## SET EXERCISE
Copy out the listing in full, exactly as written, but not its pictures.

## RECORD LIST

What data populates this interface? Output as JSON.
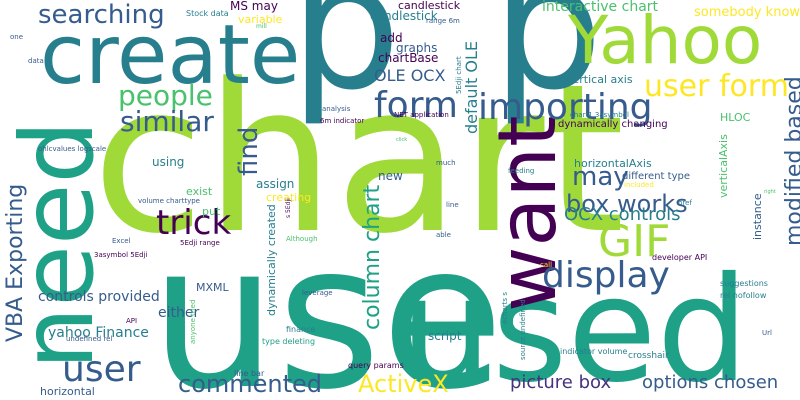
{
  "palette": {
    "light_green": "#a0da39",
    "green": "#4ac16d",
    "teal": "#1fa187",
    "cyan_blue": "#277f8e",
    "slate_blue": "#365c8d",
    "indigo": "#46327e",
    "dark_purple": "#440154",
    "yellow": "#fde725"
  },
  "words": [
    {
      "id": "chart",
      "text": "chart"
    },
    {
      "id": "use",
      "text": "use"
    },
    {
      "id": "p",
      "text": "p"
    },
    {
      "id": "used",
      "text": "used"
    },
    {
      "id": "need",
      "text": "need"
    },
    {
      "id": "create",
      "text": "create"
    },
    {
      "id": "want",
      "text": "want"
    },
    {
      "id": "yahoo",
      "text": "Yahoo"
    },
    {
      "id": "gif",
      "text": "GIF"
    },
    {
      "id": "display",
      "text": "display"
    },
    {
      "id": "importing",
      "text": "importing"
    },
    {
      "id": "form",
      "text": "form"
    },
    {
      "id": "user_form",
      "text": "user form"
    },
    {
      "id": "searching",
      "text": "searching"
    },
    {
      "id": "people",
      "text": "people"
    },
    {
      "id": "similar",
      "text": "similar"
    },
    {
      "id": "find",
      "text": "find"
    },
    {
      "id": "trick",
      "text": "trick"
    },
    {
      "id": "may",
      "text": "may"
    },
    {
      "id": "box_works",
      "text": "box works"
    },
    {
      "id": "ocx_controls",
      "text": "OCX controls"
    },
    {
      "id": "modified_based",
      "text": "modified based"
    },
    {
      "id": "column_chart",
      "text": "column chart"
    },
    {
      "id": "vba_exporting",
      "text": "VBA Exporting"
    },
    {
      "id": "user",
      "text": "user"
    },
    {
      "id": "commented",
      "text": "commented"
    },
    {
      "id": "activex",
      "text": "ActiveX"
    },
    {
      "id": "picture_box",
      "text": "picture box"
    },
    {
      "id": "options_chosen",
      "text": "options chosen"
    },
    {
      "id": "ole_ocx",
      "text": "OLE OCX"
    },
    {
      "id": "default_ole",
      "text": "default OLE"
    },
    {
      "id": "interactive_chart",
      "text": "interactive chart"
    },
    {
      "id": "somebody_know",
      "text": "somebody know"
    },
    {
      "id": "ms_may",
      "text": "MS may"
    },
    {
      "id": "candlestick",
      "text": "candlestick"
    },
    {
      "id": "add",
      "text": "add"
    },
    {
      "id": "graphs",
      "text": "graphs"
    },
    {
      "id": "chartbase",
      "text": "chartBase"
    },
    {
      "id": "variable",
      "text": "variable"
    },
    {
      "id": "vertical_axis",
      "text": "vertical axis"
    },
    {
      "id": "hloc",
      "text": "HLOC"
    },
    {
      "id": "verticalaxis",
      "text": "verticalAxis"
    },
    {
      "id": "horizontalaxis",
      "text": "horizontalAxis"
    },
    {
      "id": "different_type",
      "text": "different type"
    },
    {
      "id": "instance",
      "text": "instance"
    },
    {
      "id": "dynamically_changing",
      "text": "dynamically changing"
    },
    {
      "id": "controls_provided",
      "text": "controls provided"
    },
    {
      "id": "yahoo_finance",
      "text": "yahoo Finance"
    },
    {
      "id": "either",
      "text": "either"
    },
    {
      "id": "horizontal",
      "text": "horizontal"
    },
    {
      "id": "mxml",
      "text": "MXML"
    },
    {
      "id": "using",
      "text": "using"
    },
    {
      "id": "assign",
      "text": "assign"
    },
    {
      "id": "exist",
      "text": "exist"
    },
    {
      "id": "creating",
      "text": "creating"
    },
    {
      "id": "new",
      "text": "new"
    },
    {
      "id": "put",
      "text": "put"
    },
    {
      "id": "script",
      "text": "script"
    },
    {
      "id": "dynamically_created",
      "text": "dynamically created"
    },
    {
      "id": "crosshair",
      "text": "crosshair"
    },
    {
      "id": "indicator_volume",
      "text": "indicator volume"
    },
    {
      "id": "developer_api",
      "text": "developer API"
    },
    {
      "id": "suggestions",
      "text": "suggestions"
    },
    {
      "id": "rel_nofollow",
      "text": "rel nofollow"
    },
    {
      "id": "finance",
      "text": "finance"
    },
    {
      "id": "type_deleting",
      "text": "type deleting"
    },
    {
      "id": "query_params",
      "text": "query params"
    },
    {
      "id": "line_bar",
      "text": "line bar"
    },
    {
      "id": "stock_data",
      "text": "Stock data"
    },
    {
      "id": "one",
      "text": "one"
    },
    {
      "id": "data",
      "text": "data"
    },
    {
      "id": "ohlcvalues_logscale",
      "text": "ohlcvalues logscale"
    },
    {
      "id": "volume_charttype",
      "text": "volume charttype"
    },
    {
      "id": "excel",
      "text": "Excel"
    },
    {
      "id": "3asymbol_5edji",
      "text": "3asymbol 5Edji"
    },
    {
      "id": "5edji_range",
      "text": "5Edji range"
    },
    {
      "id": "range_6m",
      "text": "range 6m"
    },
    {
      "id": "sedji_chart",
      "text": "5Edji chart"
    },
    {
      "id": "chart_3asymbol",
      "text": "chart1 3asymbol"
    },
    {
      "id": "6m_indicator",
      "text": "6m indicator"
    },
    {
      "id": "net_application",
      "text": "NET application"
    },
    {
      "id": "analysis",
      "text": "analysis"
    },
    {
      "id": "much",
      "text": "much"
    },
    {
      "id": "feeding",
      "text": "feeding"
    },
    {
      "id": "included",
      "text": "included"
    },
    {
      "id": "href",
      "text": "href"
    },
    {
      "id": "line",
      "text": "line"
    },
    {
      "id": "able",
      "text": "able"
    },
    {
      "id": "call",
      "text": "call"
    },
    {
      "id": "echarts_s",
      "text": "echarts s"
    },
    {
      "id": "source_undefined",
      "text": "source undefined"
    },
    {
      "id": "undefined_rel",
      "text": "undefined rel"
    },
    {
      "id": "api",
      "text": "API"
    },
    {
      "id": "anyone_tried",
      "text": "anyone tried"
    },
    {
      "id": "although",
      "text": "Although"
    },
    {
      "id": "leverage",
      "text": "leverage"
    },
    {
      "id": "url",
      "text": "Url"
    },
    {
      "id": "s_5edji",
      "text": "s 5Edji"
    },
    {
      "id": "mill",
      "text": "mill"
    },
    {
      "id": "right",
      "text": "right"
    },
    {
      "id": "click",
      "text": "click"
    }
  ]
}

## FINISHED ANSWER
What data populates this interface? Output as JSON.
{
  "palette": {
    "light_green": "#a0da39",
    "green": "#4ac16d",
    "teal": "#1fa187",
    "cyan_blue": "#277f8e",
    "slate_blue": "#365c8d",
    "indigo": "#46327e",
    "dark_purple": "#440154",
    "yellow": "#fde725"
  },
  "words": [
    {
      "id": "chart",
      "text": "chart"
    },
    {
      "id": "use",
      "text": "use"
    },
    {
      "id": "p",
      "text": "p"
    },
    {
      "id": "used",
      "text": "used"
    },
    {
      "id": "need",
      "text": "need"
    },
    {
      "id": "create",
      "text": "create"
    },
    {
      "id": "want",
      "text": "want"
    },
    {
      "id": "yahoo",
      "text": "Yahoo"
    },
    {
      "id": "gif",
      "text": "GIF"
    },
    {
      "id": "display",
      "text": "display"
    },
    {
      "id": "importing",
      "text": "importing"
    },
    {
      "id": "form",
      "text": "form"
    },
    {
      "id": "user_form",
      "text": "user form"
    },
    {
      "id": "searching",
      "text": "searching"
    },
    {
      "id": "people",
      "text": "people"
    },
    {
      "id": "similar",
      "text": "similar"
    },
    {
      "id": "find",
      "text": "find"
    },
    {
      "id": "trick",
      "text": "trick"
    },
    {
      "id": "may",
      "text": "may"
    },
    {
      "id": "box_works",
      "text": "box works"
    },
    {
      "id": "ocx_controls",
      "text": "OCX controls"
    },
    {
      "id": "modified_based",
      "text": "modified based"
    },
    {
      "id": "column_chart",
      "text": "column chart"
    },
    {
      "id": "vba_exporting",
      "text": "VBA Exporting"
    },
    {
      "id": "user",
      "text": "user"
    },
    {
      "id": "commented",
      "text": "commented"
    },
    {
      "id": "activex",
      "text": "ActiveX"
    },
    {
      "id": "picture_box",
      "text": "picture box"
    },
    {
      "id": "options_chosen",
      "text": "options chosen"
    },
    {
      "id": "ole_ocx",
      "text": "OLE OCX"
    },
    {
      "id": "default_ole",
      "text": "default OLE"
    },
    {
      "id": "interactive_chart",
      "text": "interactive chart"
    },
    {
      "id": "somebody_know",
      "text": "somebody know"
    },
    {
      "id": "ms_may",
      "text": "MS may"
    },
    {
      "id": "candlestick",
      "text": "candlestick"
    },
    {
      "id": "add",
      "text": "add"
    },
    {
      "id": "graphs",
      "text": "graphs"
    },
    {
      "id": "chartbase",
      "text": "chartBase"
    },
    {
      "id": "variable",
      "text": "variable"
    },
    {
      "id": "vertical_axis",
      "text": "vertical axis"
    },
    {
      "id": "hloc",
      "text": "HLOC"
    },
    {
      "id": "verticalaxis",
      "text": "verticalAxis"
    },
    {
      "id": "horizontalaxis",
      "text": "horizontalAxis"
    },
    {
      "id": "different_type",
      "text": "different type"
    },
    {
      "id": "instance",
      "text": "instance"
    },
    {
      "id": "dynamically_changing",
      "text": "dynamically changing"
    },
    {
      "id": "controls_provided",
      "text": "controls provided"
    },
    {
      "id": "yahoo_finance",
      "text": "yahoo Finance"
    },
    {
      "id": "either",
      "text": "either"
    },
    {
      "id": "horizontal",
      "text": "horizontal"
    },
    {
      "id": "mxml",
      "text": "MXML"
    },
    {
      "id": "using",
      "text": "using"
    },
    {
      "id": "assign",
      "text": "assign"
    },
    {
      "id": "exist",
      "text": "exist"
    },
    {
      "id": "creating",
      "text": "creating"
    },
    {
      "id": "new",
      "text": "new"
    },
    {
      "id": "put",
      "text": "put"
    },
    {
      "id": "script",
      "text": "script"
    },
    {
      "id": "dynamically_created",
      "text": "dynamically created"
    },
    {
      "id": "crosshair",
      "text": "crosshair"
    },
    {
      "id": "indicator_volume",
      "text": "indicator volume"
    },
    {
      "id": "developer_api",
      "text": "developer API"
    },
    {
      "id": "suggestions",
      "text": "suggestions"
    },
    {
      "id": "rel_nofollow",
      "text": "rel nofollow"
    },
    {
      "id": "finance",
      "text": "finance"
    },
    {
      "id": "type_deleting",
      "text": "type deleting"
    },
    {
      "id": "query_params",
      "text": "query params"
    },
    {
      "id": "line_bar",
      "text": "line bar"
    },
    {
      "id": "stock_data",
      "text": "Stock data"
    },
    {
      "id": "one",
      "text": "one"
    },
    {
      "id": "data",
      "text": "data"
    },
    {
      "id": "ohlcvalues_logscale",
      "text": "ohlcvalues logscale"
    },
    {
      "id": "volume_charttype",
      "text": "volume charttype"
    },
    {
      "id": "excel",
      "text": "Excel"
    },
    {
      "id": "3asymbol_5edji",
      "text": "3asymbol 5Edji"
    },
    {
      "id": "5edji_range",
      "text": "5Edji range"
    },
    {
      "id": "range_6m",
      "text": "range 6m"
    },
    {
      "id": "sedji_chart",
      "text": "5Edji chart"
    },
    {
      "id": "chart_3asymbol",
      "text": "chart1 3asymbol"
    },
    {
      "id": "6m_indicator",
      "text": "6m indicator"
    },
    {
      "id": "net_application",
      "text": "NET application"
    },
    {
      "id": "analysis",
      "text": "analysis"
    },
    {
      "id": "much",
      "text": "much"
    },
    {
      "id": "feeding",
      "text": "feeding"
    },
    {
      "id": "included",
      "text": "included"
    },
    {
      "id": "href",
      "text": "href"
    },
    {
      "id": "line",
      "text": "line"
    },
    {
      "id": "able",
      "text": "able"
    },
    {
      "id": "call",
      "text": "call"
    },
    {
      "id": "echarts_s",
      "text": "echarts s"
    },
    {
      "id": "source_undefined",
      "text": "source undefined"
    },
    {
      "id": "undefined_rel",
      "text": "undefined rel"
    },
    {
      "id": "api",
      "text": "API"
    },
    {
      "id": "anyone_tried",
      "text": "anyone tried"
    },
    {
      "id": "although",
      "text": "Although"
    },
    {
      "id": "leverage",
      "text": "leverage"
    },
    {
      "id": "url",
      "text": "Url"
    },
    {
      "id": "s_5edji",
      "text": "s 5Edji"
    },
    {
      "id": "mill",
      "text": "mill"
    },
    {
      "id": "right",
      "text": "right"
    },
    {
      "id": "click",
      "text": "click"
    }
  ]
}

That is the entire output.